▽

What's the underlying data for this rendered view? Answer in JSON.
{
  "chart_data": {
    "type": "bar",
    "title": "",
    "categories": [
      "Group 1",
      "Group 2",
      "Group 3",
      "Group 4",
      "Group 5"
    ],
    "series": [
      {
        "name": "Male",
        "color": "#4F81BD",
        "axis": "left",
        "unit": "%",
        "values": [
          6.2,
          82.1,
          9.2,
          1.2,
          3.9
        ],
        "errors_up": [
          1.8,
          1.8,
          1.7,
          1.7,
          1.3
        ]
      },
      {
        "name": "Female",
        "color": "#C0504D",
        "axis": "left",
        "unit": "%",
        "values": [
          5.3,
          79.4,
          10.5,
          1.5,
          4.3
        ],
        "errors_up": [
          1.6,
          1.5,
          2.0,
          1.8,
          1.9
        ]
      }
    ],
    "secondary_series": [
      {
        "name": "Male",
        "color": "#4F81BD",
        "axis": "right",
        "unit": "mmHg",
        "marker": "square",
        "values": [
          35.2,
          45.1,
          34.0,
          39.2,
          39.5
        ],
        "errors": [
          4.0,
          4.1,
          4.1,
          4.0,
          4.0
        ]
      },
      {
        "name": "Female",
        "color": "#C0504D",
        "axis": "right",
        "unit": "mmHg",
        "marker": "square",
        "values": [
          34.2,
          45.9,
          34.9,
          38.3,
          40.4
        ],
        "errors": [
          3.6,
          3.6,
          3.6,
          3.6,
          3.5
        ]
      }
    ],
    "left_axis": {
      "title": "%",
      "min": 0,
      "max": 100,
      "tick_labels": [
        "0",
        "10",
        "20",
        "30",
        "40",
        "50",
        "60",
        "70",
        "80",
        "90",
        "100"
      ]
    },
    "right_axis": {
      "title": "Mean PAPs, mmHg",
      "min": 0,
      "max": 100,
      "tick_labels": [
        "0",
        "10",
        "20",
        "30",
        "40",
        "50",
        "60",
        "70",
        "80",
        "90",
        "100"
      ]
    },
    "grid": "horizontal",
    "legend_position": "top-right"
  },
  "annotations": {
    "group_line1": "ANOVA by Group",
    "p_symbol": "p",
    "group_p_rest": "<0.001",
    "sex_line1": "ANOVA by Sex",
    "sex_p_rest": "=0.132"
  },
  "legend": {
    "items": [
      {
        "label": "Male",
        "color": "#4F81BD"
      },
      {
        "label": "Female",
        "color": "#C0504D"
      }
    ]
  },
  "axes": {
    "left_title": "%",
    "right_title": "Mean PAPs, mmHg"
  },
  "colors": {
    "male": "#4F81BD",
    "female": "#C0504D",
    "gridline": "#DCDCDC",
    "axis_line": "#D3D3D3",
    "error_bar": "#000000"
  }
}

△

▶ **The task**: Show each line of the listing that holds the string "mmHg".

▶ **Result below**:
        "unit": "mmHg",
        "unit": "mmHg",
      "title": "Mean PAPs, mmHg",
    "right_title": "Mean PAPs, mmHg"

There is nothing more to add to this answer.